* _DO THIS_
Your task is to reproduce the material exactly.

* _DATA EXCERPTS_
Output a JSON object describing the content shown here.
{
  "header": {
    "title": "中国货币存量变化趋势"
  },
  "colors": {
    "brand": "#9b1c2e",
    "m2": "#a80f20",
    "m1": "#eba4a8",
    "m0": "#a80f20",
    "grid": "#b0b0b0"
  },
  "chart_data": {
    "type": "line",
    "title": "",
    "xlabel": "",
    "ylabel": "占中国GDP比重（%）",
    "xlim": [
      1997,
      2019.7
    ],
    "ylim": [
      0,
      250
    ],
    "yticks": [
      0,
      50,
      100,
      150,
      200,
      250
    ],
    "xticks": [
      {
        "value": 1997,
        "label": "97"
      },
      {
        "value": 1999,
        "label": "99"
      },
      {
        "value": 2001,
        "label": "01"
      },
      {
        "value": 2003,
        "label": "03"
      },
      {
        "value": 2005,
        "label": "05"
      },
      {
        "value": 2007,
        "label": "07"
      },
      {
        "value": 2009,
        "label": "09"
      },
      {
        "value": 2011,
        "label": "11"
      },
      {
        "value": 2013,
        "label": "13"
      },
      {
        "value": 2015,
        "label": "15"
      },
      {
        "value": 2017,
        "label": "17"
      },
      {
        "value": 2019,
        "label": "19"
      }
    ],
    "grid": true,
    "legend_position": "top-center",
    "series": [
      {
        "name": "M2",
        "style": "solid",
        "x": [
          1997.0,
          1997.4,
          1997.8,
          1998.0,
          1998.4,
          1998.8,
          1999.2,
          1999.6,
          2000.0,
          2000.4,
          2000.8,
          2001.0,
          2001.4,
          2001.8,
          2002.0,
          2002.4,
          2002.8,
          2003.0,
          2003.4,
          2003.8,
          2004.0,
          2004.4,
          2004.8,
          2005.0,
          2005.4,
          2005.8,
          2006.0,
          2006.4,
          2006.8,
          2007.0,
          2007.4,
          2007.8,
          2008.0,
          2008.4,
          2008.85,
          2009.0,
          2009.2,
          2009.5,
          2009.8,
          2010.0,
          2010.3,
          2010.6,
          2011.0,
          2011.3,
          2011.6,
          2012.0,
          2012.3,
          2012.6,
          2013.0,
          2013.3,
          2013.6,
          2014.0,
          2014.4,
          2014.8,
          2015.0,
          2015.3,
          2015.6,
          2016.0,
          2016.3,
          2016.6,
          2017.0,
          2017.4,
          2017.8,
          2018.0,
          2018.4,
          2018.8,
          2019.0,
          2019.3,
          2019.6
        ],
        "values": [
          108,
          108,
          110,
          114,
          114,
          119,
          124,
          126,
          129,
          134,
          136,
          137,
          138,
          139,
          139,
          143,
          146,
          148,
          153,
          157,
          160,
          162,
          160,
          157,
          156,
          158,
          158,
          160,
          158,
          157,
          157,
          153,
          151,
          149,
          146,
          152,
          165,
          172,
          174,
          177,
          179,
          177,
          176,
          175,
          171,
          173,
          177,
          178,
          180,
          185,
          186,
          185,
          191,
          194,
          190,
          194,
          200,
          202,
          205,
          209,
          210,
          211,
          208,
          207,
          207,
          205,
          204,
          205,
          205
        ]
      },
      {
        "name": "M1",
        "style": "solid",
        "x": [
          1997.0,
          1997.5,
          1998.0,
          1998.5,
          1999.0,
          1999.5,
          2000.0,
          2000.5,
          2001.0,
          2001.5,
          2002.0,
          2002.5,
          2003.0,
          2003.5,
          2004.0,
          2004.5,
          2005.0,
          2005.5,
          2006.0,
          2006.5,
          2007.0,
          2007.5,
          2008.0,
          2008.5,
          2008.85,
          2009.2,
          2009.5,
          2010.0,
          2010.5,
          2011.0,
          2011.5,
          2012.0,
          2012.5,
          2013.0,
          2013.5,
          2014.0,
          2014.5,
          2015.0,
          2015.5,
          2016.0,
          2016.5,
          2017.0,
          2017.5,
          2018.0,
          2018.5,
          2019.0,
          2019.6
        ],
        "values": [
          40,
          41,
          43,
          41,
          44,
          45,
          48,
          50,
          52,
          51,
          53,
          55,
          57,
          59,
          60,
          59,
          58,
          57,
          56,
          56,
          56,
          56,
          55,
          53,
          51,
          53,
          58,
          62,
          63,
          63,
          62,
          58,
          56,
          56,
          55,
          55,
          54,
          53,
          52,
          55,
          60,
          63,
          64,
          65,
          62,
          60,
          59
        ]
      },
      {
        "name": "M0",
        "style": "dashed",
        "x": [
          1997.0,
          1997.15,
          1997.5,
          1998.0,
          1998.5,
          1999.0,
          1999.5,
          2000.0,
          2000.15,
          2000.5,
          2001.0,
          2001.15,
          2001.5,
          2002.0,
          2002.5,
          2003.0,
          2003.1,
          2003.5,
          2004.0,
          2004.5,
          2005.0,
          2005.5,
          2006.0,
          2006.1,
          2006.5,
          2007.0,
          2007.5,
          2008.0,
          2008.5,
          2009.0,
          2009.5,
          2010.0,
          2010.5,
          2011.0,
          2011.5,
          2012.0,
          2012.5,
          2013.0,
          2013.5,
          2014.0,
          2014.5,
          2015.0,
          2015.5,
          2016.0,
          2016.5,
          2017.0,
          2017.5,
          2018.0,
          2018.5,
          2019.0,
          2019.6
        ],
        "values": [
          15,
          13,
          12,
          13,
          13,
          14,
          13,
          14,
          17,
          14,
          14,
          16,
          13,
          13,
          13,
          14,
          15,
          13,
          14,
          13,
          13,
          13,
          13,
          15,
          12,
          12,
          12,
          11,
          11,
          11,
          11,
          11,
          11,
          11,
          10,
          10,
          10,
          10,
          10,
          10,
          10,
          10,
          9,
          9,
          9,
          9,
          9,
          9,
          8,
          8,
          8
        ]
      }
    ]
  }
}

* _SOLVED EXERCISE_
Output a JSON object describing the content shown here.
{
  "header": {
    "title": "中国货币存量变化趋势"
  },
  "colors": {
    "brand": "#9b1c2e",
    "m2": "#a80f20",
    "m1": "#eba4a8",
    "m0": "#a80f20",
    "grid": "#b0b0b0"
  },
  "chart_data": {
    "type": "line",
    "title": "",
    "xlabel": "",
    "ylabel": "占中国GDP比重（%）",
    "xlim": [
      1997,
      2019.7
    ],
    "ylim": [
      0,
      250
    ],
    "yticks": [
      0,
      50,
      100,
      150,
      200,
      250
    ],
    "xticks": [
      {
        "value": 1997,
        "label": "97"
      },
      {
        "value": 1999,
        "label": "99"
      },
      {
        "value": 2001,
        "label": "01"
      },
      {
        "value": 2003,
        "label": "03"
      },
      {
        "value": 2005,
        "label": "05"
      },
      {
        "value": 2007,
        "label": "07"
      },
      {
        "value": 2009,
        "label": "09"
      },
      {
        "value": 2011,
        "label": "11"
      },
      {
        "value": 2013,
        "label": "13"
      },
      {
        "value": 2015,
        "label": "15"
      },
      {
        "value": 2017,
        "label": "17"
      },
      {
        "value": 2019,
        "label": "19"
      }
    ],
    "grid": true,
    "legend_position": "top-center",
    "series": [
      {
        "name": "M2",
        "style": "solid",
        "x": [
          1997.0,
          1997.4,
          1997.8,
          1998.0,
          1998.4,
          1998.8,
          1999.2,
          1999.6,
          2000.0,
          2000.4,
          2000.8,
          2001.0,
          2001.4,
          2001.8,
          2002.0,
          2002.4,
          2002.8,
          2003.0,
          2003.4,
          2003.8,
          2004.0,
          2004.4,
          2004.8,
          2005.0,
          2005.4,
          2005.8,
          2006.0,
          2006.4,
          2006.8,
          2007.0,
          2007.4,
          2007.8,
          2008.0,
          2008.4,
          2008.85,
          2009.0,
          2009.2,
          2009.5,
          2009.8,
          2010.0,
          2010.3,
          2010.6,
          2011.0,
          2011.3,
          2011.6,
          2012.0,
          2012.3,
          2012.6,
          2013.0,
          2013.3,
          2013.6,
          2014.0,
          2014.4,
          2014.8,
          2015.0,
          2015.3,
          2015.6,
          2016.0,
          2016.3,
          2016.6,
          2017.0,
          2017.4,
          2017.8,
          2018.0,
          2018.4,
          2018.8,
          2019.0,
          2019.3,
          2019.6
        ],
        "values": [
          108,
          108,
          110,
          114,
          114,
          119,
          124,
          126,
          129,
          134,
          136,
          137,
          138,
          139,
          139,
          143,
          146,
          148,
          153,
          157,
          160,
          162,
          160,
          157,
          156,
          158,
          158,
          160,
          158,
          157,
          157,
          153,
          151,
          149,
          146,
          152,
          165,
          172,
          174,
          177,
          179,
          177,
          176,
          175,
          171,
          173,
          177,
          178,
          180,
          185,
          186,
          185,
          191,
          194,
          190,
          194,
          200,
          202,
          205,
          209,
          210,
          211,
          208,
          207,
          207,
          205,
          204,
          205,
          205
        ]
      },
      {
        "name": "M1",
        "style": "solid",
        "x": [
          1997.0,
          1997.5,
          1998.0,
          1998.5,
          1999.0,
          1999.5,
          2000.0,
          2000.5,
          2001.0,
          2001.5,
          2002.0,
          2002.5,
          2003.0,
          2003.5,
          2004.0,
          2004.5,
          2005.0,
          2005.5,
          2006.0,
          2006.5,
          2007.0,
          2007.5,
          2008.0,
          2008.5,
          2008.85,
          2009.2,
          2009.5,
          2010.0,
          2010.5,
          2011.0,
          2011.5,
          2012.0,
          2012.5,
          2013.0,
          2013.5,
          2014.0,
          2014.5,
          2015.0,
          2015.5,
          2016.0,
          2016.5,
          2017.0,
          2017.5,
          2018.0,
          2018.5,
          2019.0,
          2019.6
        ],
        "values": [
          40,
          41,
          43,
          41,
          44,
          45,
          48,
          50,
          52,
          51,
          53,
          55,
          57,
          59,
          60,
          59,
          58,
          57,
          56,
          56,
          56,
          56,
          55,
          53,
          51,
          53,
          58,
          62,
          63,
          63,
          62,
          58,
          56,
          56,
          55,
          55,
          54,
          53,
          52,
          55,
          60,
          63,
          64,
          65,
          62,
          60,
          59
        ]
      },
      {
        "name": "M0",
        "style": "dashed",
        "x": [
          1997.0,
          1997.15,
          1997.5,
          1998.0,
          1998.5,
          1999.0,
          1999.5,
          2000.0,
          2000.15,
          2000.5,
          2001.0,
          2001.15,
          2001.5,
          2002.0,
          2002.5,
          2003.0,
          2003.1,
          2003.5,
          2004.0,
          2004.5,
          2005.0,
          2005.5,
          2006.0,
          2006.1,
          2006.5,
          2007.0,
          2007.5,
          2008.0,
          2008.5,
          2009.0,
          2009.5,
          2010.0,
          2010.5,
          2011.0,
          2011.5,
          2012.0,
          2012.5,
          2013.0,
          2013.5,
          2014.0,
          2014.5,
          2015.0,
          2015.5,
          2016.0,
          2016.5,
          2017.0,
          2017.5,
          2018.0,
          2018.5,
          2019.0,
          2019.6
        ],
        "values": [
          15,
          13,
          12,
          13,
          13,
          14,
          13,
          14,
          17,
          14,
          14,
          16,
          13,
          13,
          13,
          14,
          15,
          13,
          14,
          13,
          13,
          13,
          13,
          15,
          12,
          12,
          12,
          11,
          11,
          11,
          11,
          11,
          11,
          11,
          10,
          10,
          10,
          10,
          10,
          10,
          10,
          10,
          9,
          9,
          9,
          9,
          9,
          9,
          8,
          8,
          8
        ]
      }
    ]
  }
}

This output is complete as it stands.